WHAT YOU SHOULD DO:
Where a line contains the word "Wytycznymi", copy that line in full.

RAW RECORDS:
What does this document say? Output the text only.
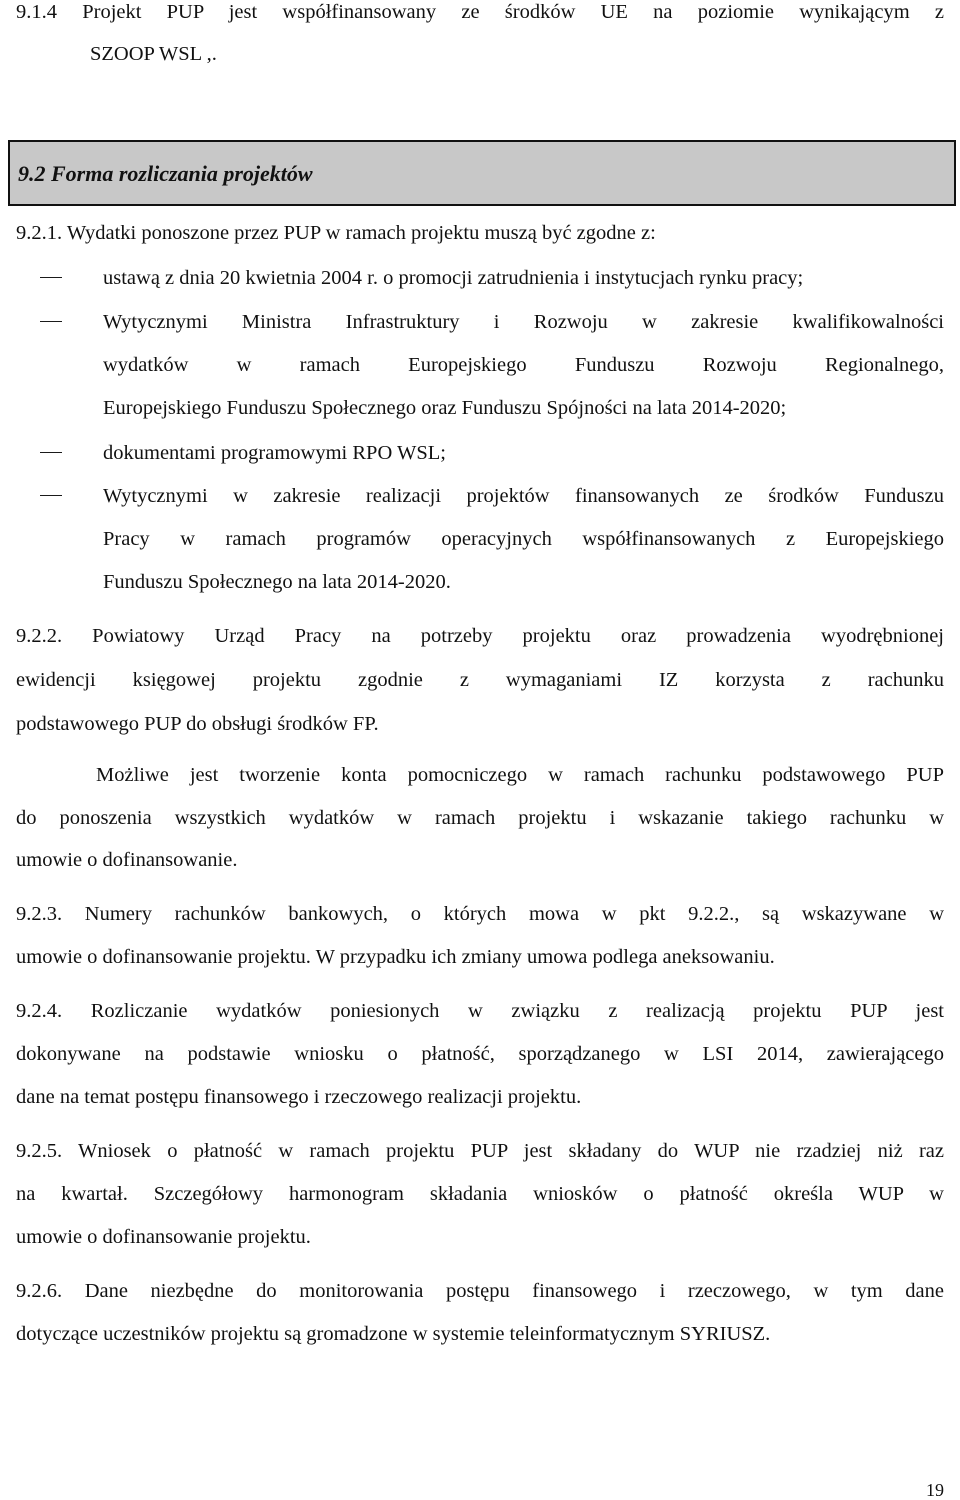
9.1.4 Projekt PUP jest współfinansowany ze środków UE na poziomie wynikającym z
SZOOP WSL ,.
9.2 Forma rozliczania projektów
9.2.1. Wydatki ponoszone przez PUP w ramach projektu muszą być zgodne z:
ustawą z dnia 20 kwietnia 2004 r. o promocji zatrudnienia i instytucjach rynku pracy;
Wytycznymi Ministra Infrastruktury i Rozwoju w zakresie kwalifikowalności
wydatków w ramach Europejskiego Funduszu Rozwoju Regionalnego,
Europejskiego Funduszu Społecznego oraz Funduszu Spójności na lata 2014-2020;
dokumentami programowymi RPO WSL;
Wytycznymi w zakresie realizacji projektów finansowanych ze środków Funduszu
Pracy w ramach programów operacyjnych współfinansowanych z Europejskiego
Funduszu Społecznego na lata 2014-2020.
9.2.2. Powiatowy Urząd Pracy na potrzeby projektu oraz prowadzenia wyodrębnionej
ewidencji księgowej projektu zgodnie z wymaganiami IZ korzysta z rachunku
podstawowego PUP do obsługi środków FP.
Możliwe jest tworzenie konta pomocniczego w ramach rachunku podstawowego PUP
do ponoszenia wszystkich wydatków w ramach projektu i wskazanie takiego rachunku w
umowie o dofinansowanie.
9.2.3. Numery rachunków bankowych, o których mowa w pkt 9.2.2., są wskazywane w
umowie o dofinansowanie projektu. W przypadku ich zmiany umowa podlega aneksowaniu.
9.2.4. Rozliczanie wydatków poniesionych w związku z realizacją projektu PUP jest
dokonywane na podstawie wniosku o płatność, sporządzanego w LSI 2014, zawierającego
dane na temat postępu finansowego i rzeczowego realizacji projektu.
9.2.5. Wniosek o płatność w ramach projektu PUP jest składany do WUP nie rzadziej niż raz
na kwartał. Szczegółowy harmonogram składania wniosków o płatność określa WUP w
umowie o dofinansowanie projektu.
9.2.6. Dane niezbędne do monitorowania postępu finansowego i rzeczowego, w tym dane
dotyczące uczestników projektu są gromadzone w systemie teleinformatycznym SYRIUSZ.
19
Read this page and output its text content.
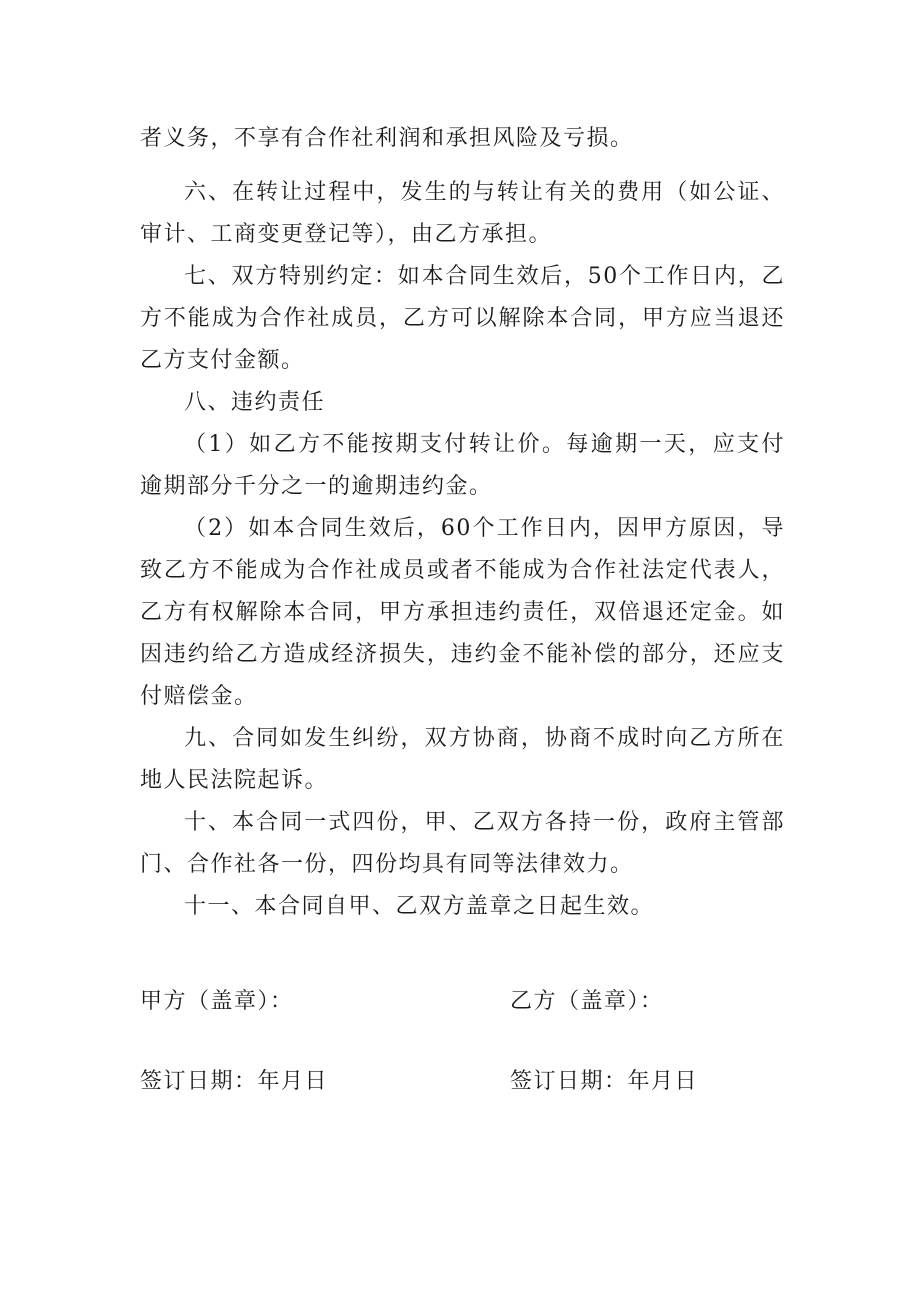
者义务，不享有合作社利润和承担风险及亏损。

六、在转让过程中，发生的与转让有关的费用（如公证、审计、工商变更登记等），由乙方承担。

七、双方特别约定：如本合同生效后，50个工作日内，乙方不能成为合作社成员，乙方可以解除本合同，甲方应当退还乙方支付金额。

八、违约责任

（1）如乙方不能按期支付转让价。每逾期一天，应支付逾期部分千分之一的逾期违约金。

（2）如本合同生效后，60个工作日内，因甲方原因，导致乙方不能成为合作社成员或者不能成为合作社法定代表人，乙方有权解除本合同，甲方承担违约责任，双倍退还定金。如因违约给乙方造成经济损失，违约金不能补偿的部分，还应支付赔偿金。

九、合同如发生纠纷，双方协商，协商不成时向乙方所在地人民法院起诉。

十、本合同一式四份，甲、乙双方各持一份，政府主管部门、合作社各一份，四份均具有同等法律效力。

十一、本合同自甲、乙双方盖章之日起生效。

甲方（盖章）：	乙方（盖章）：
签订日期：年月日	签订日期：年月日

FULL OUTPUT:
Wytycznymi Ministra Infrastruktury i Rozwoju w zakresie kwalifikowalności
Wytycznymi w zakresie realizacji projektów finansowanych ze środków Funduszu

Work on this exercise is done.